** START Records to use **

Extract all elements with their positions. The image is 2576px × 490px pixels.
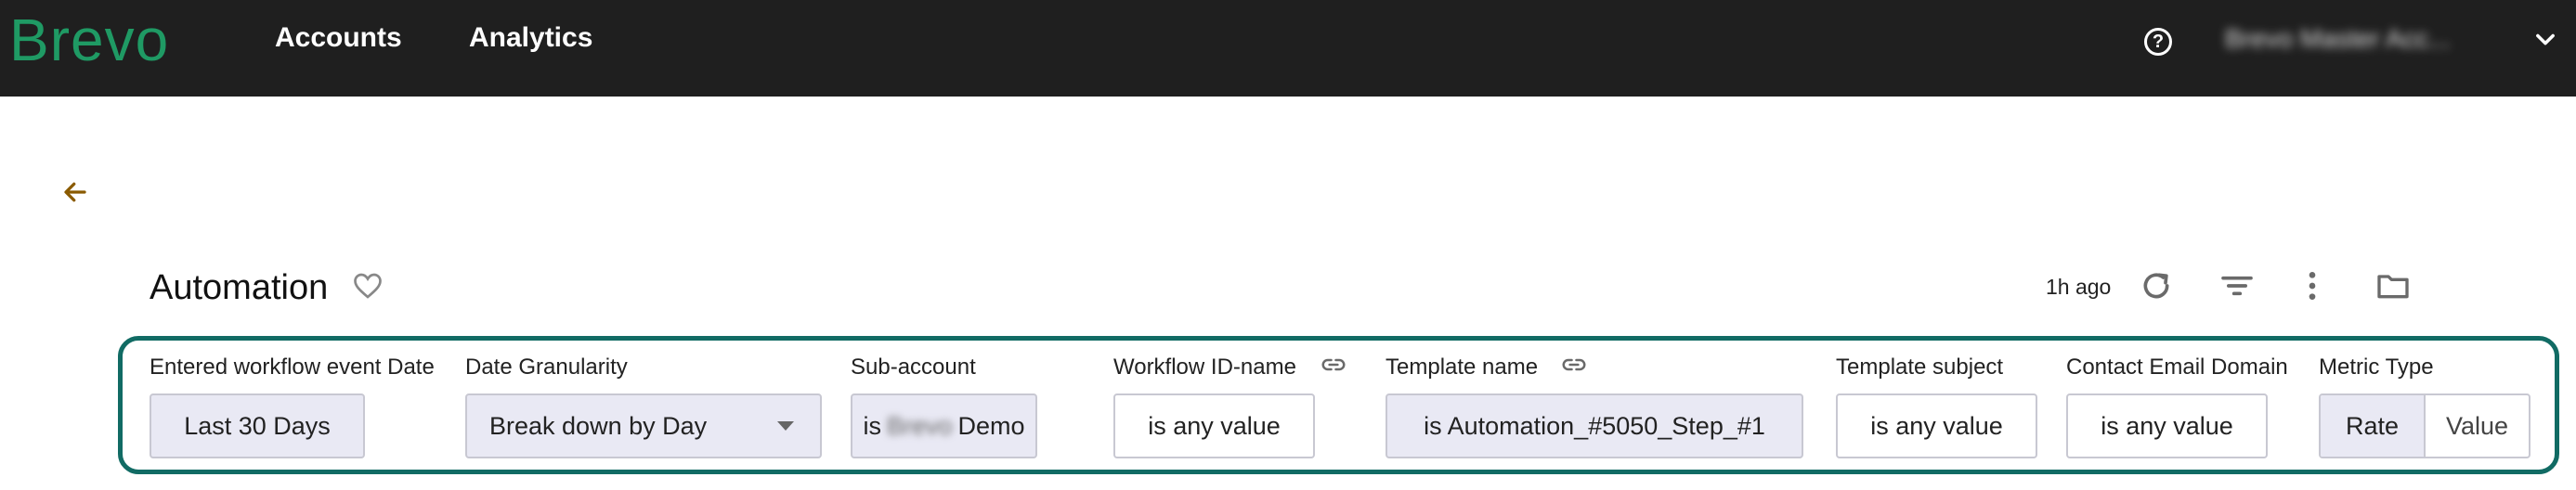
brevo-logo[interactable]: Brevo — [9, 6, 169, 74]
chevron-down-icon[interactable] — [2532, 26, 2558, 52]
filter-date-granularity[interactable]: Break down by Day — [465, 393, 822, 458]
filter-label-contact-email-domain: Contact Email Domain — [2066, 355, 2288, 380]
filter-icon[interactable] — [2218, 267, 2256, 304]
filter-sub-account-redacted: Brevo — [886, 411, 953, 440]
nav-analytics[interactable]: Analytics — [469, 22, 592, 54]
top-navigation-bar: Brevo Accounts Analytics ? Brevo Master … — [0, 0, 2576, 97]
filter-event-date[interactable]: Last 30 Days — [150, 393, 365, 458]
filter-template-subject[interactable]: is any value — [1836, 393, 2037, 458]
folder-icon[interactable] — [2374, 267, 2412, 304]
link-icon[interactable] — [1318, 351, 1349, 379]
metric-type-value[interactable]: Value — [2426, 395, 2529, 457]
page-title: Automation — [150, 268, 329, 307]
filter-label-template-name: Template name — [1386, 355, 1539, 380]
filter-workflow-id[interactable]: is any value — [1113, 393, 1315, 458]
filter-label-metric-type: Metric Type — [2319, 355, 2434, 380]
account-switcher-label[interactable]: Brevo Master Acc... — [2225, 24, 2513, 59]
filter-label-template-subject: Template subject — [1836, 355, 2004, 380]
heart-icon[interactable] — [351, 269, 384, 303]
link-icon[interactable] — [1558, 351, 1590, 379]
more-vertical-icon[interactable] — [2294, 267, 2331, 304]
filter-label-workflow-id: Workflow ID-name — [1113, 355, 1296, 380]
back-arrow-icon[interactable] — [61, 178, 89, 206]
filter-sub-account-suffix: Demo — [957, 411, 1025, 440]
filter-label-event-date: Entered workflow event Date — [150, 355, 435, 380]
refresh-icon[interactable] — [2138, 267, 2175, 304]
last-updated-label: 1h ago — [2046, 275, 2112, 299]
filter-template-name[interactable]: is Automation_#5050_Step_#1 — [1386, 393, 1803, 458]
nav-accounts[interactable]: Accounts — [275, 22, 402, 54]
filter-sub-account-prefix: is — [863, 411, 881, 440]
filter-label-sub-account: Sub-account — [851, 355, 976, 380]
metric-type-toggle: Rate Value — [2319, 393, 2530, 458]
filter-date-granularity-value: Break down by Day — [489, 411, 708, 440]
filter-sub-account[interactable]: is Brevo Demo — [851, 393, 1037, 458]
filter-label-date-granularity: Date Granularity — [465, 355, 628, 380]
question-circle-icon[interactable]: ? — [2144, 28, 2172, 56]
filter-contact-email-domain[interactable]: is any value — [2066, 393, 2268, 458]
metric-type-rate[interactable]: Rate — [2321, 395, 2426, 457]
caret-down-icon — [777, 421, 794, 431]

** END Records to use **

_Requirements_
Rewrite all the items above with every instance of "is any value" replaced by "matches all values" and everything else unchanged. Leave the pictures out of your answer.

_Exercise response_
Extract all elements with their positions. The image is 2576px × 490px pixels.
brevo-logo[interactable]: Brevo — [9, 6, 169, 74]
chevron-down-icon[interactable] — [2532, 26, 2558, 52]
filter-date-granularity[interactable]: Break down by Day — [465, 393, 822, 458]
filter-label-contact-email-domain: Contact Email Domain — [2066, 355, 2288, 380]
filter-icon[interactable] — [2218, 267, 2256, 304]
filter-sub-account-redacted: Brevo — [886, 411, 953, 440]
nav-analytics[interactable]: Analytics — [469, 22, 592, 54]
top-navigation-bar: Brevo Accounts Analytics ? Brevo Master … — [0, 0, 2576, 97]
filter-event-date[interactable]: Last 30 Days — [150, 393, 365, 458]
filter-template-subject[interactable]: matches all values — [1836, 393, 2037, 458]
folder-icon[interactable] — [2374, 267, 2412, 304]
link-icon[interactable] — [1318, 351, 1349, 379]
metric-type-value[interactable]: Value — [2426, 395, 2529, 457]
page-title: Automation — [150, 268, 329, 307]
filter-label-template-name: Template name — [1386, 355, 1539, 380]
filter-workflow-id[interactable]: matches all values — [1113, 393, 1315, 458]
filter-label-metric-type: Metric Type — [2319, 355, 2434, 380]
account-switcher-label[interactable]: Brevo Master Acc... — [2225, 24, 2513, 59]
filter-label-template-subject: Template subject — [1836, 355, 2004, 380]
heart-icon[interactable] — [351, 269, 384, 303]
link-icon[interactable] — [1558, 351, 1590, 379]
more-vertical-icon[interactable] — [2294, 267, 2331, 304]
filter-label-workflow-id: Workflow ID-name — [1113, 355, 1296, 380]
back-arrow-icon[interactable] — [61, 178, 89, 206]
filter-sub-account-suffix: Demo — [957, 411, 1025, 440]
filter-label-event-date: Entered workflow event Date — [150, 355, 435, 380]
refresh-icon[interactable] — [2138, 267, 2175, 304]
last-updated-label: 1h ago — [2046, 275, 2112, 299]
filter-template-name[interactable]: is Automation_#5050_Step_#1 — [1386, 393, 1803, 458]
nav-accounts[interactable]: Accounts — [275, 22, 402, 54]
filter-sub-account-prefix: is — [863, 411, 881, 440]
filter-label-sub-account: Sub-account — [851, 355, 976, 380]
metric-type-toggle: Rate Value — [2319, 393, 2530, 458]
filter-date-granularity-value: Break down by Day — [489, 411, 708, 440]
filter-sub-account[interactable]: is Brevo Demo — [851, 393, 1037, 458]
filter-label-date-granularity: Date Granularity — [465, 355, 628, 380]
question-circle-icon[interactable]: ? — [2144, 28, 2172, 56]
filter-contact-email-domain[interactable]: matches all values — [2066, 393, 2268, 458]
metric-type-rate[interactable]: Rate — [2321, 395, 2426, 457]
caret-down-icon — [777, 421, 794, 431]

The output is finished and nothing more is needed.